[Stored data entries]
- - -

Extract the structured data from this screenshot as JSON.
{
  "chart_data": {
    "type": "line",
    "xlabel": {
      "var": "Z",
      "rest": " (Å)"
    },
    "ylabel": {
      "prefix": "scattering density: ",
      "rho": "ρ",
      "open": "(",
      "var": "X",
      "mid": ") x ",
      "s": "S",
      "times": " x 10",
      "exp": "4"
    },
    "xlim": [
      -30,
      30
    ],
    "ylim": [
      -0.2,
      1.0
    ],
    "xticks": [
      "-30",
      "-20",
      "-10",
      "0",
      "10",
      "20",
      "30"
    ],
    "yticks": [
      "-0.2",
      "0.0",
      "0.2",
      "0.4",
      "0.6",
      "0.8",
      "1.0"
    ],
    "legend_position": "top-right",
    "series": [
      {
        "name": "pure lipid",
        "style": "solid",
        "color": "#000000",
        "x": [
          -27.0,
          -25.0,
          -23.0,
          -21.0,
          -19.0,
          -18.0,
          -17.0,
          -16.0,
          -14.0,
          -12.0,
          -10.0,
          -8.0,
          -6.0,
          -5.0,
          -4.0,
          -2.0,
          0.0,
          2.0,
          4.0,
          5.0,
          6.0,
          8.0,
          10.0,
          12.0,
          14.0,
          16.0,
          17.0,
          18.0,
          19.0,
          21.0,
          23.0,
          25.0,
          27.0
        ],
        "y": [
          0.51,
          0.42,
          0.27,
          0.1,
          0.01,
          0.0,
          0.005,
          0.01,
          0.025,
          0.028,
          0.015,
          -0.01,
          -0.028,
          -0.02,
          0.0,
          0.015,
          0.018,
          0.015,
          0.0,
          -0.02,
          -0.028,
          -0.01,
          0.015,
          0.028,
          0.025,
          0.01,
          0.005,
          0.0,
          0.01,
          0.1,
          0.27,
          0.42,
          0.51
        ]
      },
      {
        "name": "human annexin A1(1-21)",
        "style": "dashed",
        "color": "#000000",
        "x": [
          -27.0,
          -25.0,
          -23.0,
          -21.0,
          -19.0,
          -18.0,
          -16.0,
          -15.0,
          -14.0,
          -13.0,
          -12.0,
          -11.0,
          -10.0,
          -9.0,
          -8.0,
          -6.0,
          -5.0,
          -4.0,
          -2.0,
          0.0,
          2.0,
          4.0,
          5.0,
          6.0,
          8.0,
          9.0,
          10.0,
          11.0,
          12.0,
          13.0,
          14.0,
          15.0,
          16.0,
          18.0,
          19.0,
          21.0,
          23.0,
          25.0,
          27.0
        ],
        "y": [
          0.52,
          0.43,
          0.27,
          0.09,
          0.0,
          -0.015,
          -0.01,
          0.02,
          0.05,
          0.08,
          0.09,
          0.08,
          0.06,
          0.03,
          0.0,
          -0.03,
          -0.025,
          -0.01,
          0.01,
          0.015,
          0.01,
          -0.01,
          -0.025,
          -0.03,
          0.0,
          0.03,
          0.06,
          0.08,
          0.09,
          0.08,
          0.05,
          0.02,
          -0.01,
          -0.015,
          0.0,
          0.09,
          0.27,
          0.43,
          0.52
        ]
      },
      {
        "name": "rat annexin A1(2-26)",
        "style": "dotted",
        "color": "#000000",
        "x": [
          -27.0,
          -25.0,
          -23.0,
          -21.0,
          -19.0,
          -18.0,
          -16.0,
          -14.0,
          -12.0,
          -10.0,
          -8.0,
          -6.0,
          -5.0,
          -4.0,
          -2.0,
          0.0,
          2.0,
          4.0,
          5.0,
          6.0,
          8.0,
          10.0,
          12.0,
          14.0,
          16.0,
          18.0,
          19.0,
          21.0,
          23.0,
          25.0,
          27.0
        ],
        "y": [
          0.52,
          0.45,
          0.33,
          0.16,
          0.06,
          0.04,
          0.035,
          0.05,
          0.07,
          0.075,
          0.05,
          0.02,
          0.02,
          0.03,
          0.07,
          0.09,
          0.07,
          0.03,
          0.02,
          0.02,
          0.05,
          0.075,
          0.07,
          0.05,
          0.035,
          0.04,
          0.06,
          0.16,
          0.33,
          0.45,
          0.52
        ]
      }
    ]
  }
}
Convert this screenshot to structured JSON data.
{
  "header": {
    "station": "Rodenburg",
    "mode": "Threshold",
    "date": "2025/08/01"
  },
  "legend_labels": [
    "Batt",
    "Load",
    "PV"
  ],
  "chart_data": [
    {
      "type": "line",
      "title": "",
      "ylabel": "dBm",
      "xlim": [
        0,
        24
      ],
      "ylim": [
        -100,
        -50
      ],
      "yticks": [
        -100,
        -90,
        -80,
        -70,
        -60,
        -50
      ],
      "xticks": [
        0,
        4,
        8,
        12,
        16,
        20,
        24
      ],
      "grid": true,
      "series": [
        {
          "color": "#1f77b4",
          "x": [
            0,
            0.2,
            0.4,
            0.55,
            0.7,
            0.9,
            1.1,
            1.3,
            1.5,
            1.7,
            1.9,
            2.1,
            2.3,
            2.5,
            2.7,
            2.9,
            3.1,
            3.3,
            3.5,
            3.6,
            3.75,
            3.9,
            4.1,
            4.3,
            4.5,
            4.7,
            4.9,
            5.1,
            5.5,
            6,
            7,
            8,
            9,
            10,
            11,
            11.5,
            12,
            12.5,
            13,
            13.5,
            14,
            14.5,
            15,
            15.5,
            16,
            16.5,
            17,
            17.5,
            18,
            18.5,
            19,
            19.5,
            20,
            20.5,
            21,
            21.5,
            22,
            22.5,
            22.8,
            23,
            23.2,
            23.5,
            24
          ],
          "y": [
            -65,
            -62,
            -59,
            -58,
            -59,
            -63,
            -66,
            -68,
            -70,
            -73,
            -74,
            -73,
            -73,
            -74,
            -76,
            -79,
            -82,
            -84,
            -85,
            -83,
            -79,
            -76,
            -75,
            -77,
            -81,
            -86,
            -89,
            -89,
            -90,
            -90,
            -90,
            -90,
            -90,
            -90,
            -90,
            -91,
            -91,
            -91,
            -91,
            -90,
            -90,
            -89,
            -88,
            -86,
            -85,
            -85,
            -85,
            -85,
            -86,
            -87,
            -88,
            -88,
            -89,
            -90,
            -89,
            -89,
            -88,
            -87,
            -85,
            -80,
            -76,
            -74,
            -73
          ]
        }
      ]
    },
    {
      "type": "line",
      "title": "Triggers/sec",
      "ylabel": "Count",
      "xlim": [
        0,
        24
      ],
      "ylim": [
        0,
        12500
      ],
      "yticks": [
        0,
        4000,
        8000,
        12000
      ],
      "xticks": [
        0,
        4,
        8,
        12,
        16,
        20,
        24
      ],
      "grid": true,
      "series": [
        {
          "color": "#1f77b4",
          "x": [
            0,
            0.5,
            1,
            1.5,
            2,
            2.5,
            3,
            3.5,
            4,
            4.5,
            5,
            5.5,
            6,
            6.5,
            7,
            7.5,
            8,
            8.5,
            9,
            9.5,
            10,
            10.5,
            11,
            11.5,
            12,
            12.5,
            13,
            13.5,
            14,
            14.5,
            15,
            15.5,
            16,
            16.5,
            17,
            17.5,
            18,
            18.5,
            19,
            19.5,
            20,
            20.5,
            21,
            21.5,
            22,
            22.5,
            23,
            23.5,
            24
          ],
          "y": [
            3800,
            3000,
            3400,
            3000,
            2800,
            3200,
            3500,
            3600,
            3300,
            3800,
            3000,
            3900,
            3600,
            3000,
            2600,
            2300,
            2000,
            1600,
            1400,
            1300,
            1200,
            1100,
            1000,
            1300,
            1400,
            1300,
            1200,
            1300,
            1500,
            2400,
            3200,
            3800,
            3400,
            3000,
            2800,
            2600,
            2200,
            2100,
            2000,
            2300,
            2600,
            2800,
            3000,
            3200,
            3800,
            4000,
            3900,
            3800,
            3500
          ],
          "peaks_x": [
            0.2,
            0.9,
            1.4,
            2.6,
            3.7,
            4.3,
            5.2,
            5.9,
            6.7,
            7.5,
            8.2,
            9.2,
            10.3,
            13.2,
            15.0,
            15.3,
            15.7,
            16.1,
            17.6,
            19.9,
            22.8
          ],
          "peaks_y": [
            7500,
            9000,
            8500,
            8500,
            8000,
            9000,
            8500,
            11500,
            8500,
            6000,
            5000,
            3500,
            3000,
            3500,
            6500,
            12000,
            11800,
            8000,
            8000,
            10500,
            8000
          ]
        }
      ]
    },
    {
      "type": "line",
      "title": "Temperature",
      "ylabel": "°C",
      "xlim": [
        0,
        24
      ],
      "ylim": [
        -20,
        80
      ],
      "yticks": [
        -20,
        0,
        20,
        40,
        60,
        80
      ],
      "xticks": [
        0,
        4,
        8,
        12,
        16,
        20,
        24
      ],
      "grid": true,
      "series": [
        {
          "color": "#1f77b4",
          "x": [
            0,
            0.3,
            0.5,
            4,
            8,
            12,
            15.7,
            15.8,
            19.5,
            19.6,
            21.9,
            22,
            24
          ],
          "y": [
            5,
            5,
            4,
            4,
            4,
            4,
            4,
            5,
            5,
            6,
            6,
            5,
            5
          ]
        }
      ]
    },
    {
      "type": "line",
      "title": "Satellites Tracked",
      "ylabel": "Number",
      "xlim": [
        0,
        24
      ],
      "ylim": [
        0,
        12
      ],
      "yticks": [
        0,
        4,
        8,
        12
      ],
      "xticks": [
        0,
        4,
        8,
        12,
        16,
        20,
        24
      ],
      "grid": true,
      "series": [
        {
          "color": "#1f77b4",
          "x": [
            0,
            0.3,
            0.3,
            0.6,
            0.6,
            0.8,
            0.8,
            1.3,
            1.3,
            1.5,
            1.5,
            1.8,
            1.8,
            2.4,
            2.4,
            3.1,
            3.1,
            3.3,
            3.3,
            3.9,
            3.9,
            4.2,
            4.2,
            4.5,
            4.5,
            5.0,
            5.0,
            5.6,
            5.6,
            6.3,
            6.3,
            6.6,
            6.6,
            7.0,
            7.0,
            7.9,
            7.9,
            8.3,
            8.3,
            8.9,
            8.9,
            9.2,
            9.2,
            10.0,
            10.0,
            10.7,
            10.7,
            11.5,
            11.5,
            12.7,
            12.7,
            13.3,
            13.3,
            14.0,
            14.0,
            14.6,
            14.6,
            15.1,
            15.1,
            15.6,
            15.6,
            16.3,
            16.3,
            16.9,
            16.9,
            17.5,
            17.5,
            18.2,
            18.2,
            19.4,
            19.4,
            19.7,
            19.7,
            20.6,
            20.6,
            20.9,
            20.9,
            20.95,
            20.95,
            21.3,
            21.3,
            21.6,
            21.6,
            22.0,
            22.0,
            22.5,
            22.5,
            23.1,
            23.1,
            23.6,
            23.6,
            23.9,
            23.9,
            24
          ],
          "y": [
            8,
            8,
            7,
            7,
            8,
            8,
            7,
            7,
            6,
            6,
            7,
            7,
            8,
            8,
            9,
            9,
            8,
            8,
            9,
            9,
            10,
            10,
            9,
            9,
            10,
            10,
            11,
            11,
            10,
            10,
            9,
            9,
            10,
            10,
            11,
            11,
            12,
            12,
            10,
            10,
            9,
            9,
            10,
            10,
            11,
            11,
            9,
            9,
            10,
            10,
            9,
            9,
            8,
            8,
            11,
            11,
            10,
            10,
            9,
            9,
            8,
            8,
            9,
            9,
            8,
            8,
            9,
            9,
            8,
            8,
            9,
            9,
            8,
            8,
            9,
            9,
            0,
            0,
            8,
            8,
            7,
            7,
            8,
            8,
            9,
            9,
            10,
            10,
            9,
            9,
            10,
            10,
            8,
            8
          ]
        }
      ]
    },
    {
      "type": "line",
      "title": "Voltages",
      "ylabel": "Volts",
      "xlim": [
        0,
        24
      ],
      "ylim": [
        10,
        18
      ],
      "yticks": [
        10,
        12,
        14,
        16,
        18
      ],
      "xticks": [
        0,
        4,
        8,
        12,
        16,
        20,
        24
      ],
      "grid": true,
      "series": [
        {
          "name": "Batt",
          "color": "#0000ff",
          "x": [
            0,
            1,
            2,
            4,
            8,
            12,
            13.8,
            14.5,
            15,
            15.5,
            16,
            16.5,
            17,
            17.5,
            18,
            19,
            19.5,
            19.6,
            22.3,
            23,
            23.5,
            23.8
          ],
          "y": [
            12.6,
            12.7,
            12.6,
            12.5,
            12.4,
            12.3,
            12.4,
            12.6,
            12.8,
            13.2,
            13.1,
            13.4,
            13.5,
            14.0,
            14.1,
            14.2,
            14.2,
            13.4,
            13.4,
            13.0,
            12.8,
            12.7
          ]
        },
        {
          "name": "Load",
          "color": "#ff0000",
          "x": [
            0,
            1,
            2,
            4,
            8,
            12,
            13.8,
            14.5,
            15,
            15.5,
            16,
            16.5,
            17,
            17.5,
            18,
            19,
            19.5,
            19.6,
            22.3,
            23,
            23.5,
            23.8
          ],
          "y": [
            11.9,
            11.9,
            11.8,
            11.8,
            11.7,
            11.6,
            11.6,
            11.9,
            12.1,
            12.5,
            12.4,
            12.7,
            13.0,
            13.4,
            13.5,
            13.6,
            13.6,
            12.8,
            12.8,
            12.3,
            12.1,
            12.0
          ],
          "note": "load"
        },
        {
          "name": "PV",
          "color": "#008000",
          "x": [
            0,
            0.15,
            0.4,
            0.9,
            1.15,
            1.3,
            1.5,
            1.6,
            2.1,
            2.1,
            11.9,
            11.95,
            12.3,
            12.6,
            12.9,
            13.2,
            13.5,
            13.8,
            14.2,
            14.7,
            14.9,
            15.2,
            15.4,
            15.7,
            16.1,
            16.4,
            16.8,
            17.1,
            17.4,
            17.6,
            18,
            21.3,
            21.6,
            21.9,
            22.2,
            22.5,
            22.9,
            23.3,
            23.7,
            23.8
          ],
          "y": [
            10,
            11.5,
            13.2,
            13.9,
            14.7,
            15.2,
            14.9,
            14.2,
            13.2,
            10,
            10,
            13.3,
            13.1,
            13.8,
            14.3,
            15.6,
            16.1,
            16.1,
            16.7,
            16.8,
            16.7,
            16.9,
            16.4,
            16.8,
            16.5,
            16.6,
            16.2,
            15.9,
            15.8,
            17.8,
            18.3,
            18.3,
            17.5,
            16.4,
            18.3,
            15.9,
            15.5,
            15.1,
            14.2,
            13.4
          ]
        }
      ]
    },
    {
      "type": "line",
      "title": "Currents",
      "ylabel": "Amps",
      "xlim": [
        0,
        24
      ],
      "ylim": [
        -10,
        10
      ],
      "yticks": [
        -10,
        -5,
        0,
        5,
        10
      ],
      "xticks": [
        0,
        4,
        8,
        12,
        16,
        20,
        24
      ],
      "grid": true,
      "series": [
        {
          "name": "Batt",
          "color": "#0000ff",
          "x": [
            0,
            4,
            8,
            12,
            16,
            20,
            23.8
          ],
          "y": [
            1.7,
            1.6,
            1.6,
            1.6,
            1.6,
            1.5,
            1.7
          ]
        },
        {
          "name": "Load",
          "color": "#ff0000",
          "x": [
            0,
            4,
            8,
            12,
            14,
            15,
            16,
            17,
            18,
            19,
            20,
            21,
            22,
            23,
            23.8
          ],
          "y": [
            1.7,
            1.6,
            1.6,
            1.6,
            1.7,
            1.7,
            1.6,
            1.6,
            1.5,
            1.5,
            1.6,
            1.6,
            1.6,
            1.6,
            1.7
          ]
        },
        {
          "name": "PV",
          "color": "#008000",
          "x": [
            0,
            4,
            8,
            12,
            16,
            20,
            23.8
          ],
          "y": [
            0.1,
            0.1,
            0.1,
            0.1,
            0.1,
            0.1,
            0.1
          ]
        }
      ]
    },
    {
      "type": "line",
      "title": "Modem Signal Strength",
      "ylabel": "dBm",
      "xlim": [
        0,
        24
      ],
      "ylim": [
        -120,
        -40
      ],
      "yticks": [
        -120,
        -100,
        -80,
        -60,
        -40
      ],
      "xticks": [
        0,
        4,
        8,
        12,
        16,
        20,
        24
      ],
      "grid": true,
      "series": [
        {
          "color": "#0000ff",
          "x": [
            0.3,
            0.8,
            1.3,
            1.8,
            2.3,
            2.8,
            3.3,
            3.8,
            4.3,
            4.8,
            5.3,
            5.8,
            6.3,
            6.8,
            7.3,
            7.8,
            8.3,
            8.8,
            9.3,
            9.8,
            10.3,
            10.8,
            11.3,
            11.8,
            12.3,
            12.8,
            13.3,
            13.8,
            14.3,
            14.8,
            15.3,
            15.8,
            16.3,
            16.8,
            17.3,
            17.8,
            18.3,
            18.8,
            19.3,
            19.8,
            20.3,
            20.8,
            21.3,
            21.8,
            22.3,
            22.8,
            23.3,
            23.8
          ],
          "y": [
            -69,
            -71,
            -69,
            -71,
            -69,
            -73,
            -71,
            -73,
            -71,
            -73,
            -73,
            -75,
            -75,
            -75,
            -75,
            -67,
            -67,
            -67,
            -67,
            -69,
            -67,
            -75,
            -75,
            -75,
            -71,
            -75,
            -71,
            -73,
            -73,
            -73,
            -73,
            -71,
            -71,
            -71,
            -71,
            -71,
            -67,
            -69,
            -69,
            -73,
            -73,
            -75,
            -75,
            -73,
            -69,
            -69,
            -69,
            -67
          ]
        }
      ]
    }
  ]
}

- - -

Given task. Tell how many lines contain the word "ylabel", using only the number.

Complete answer. 8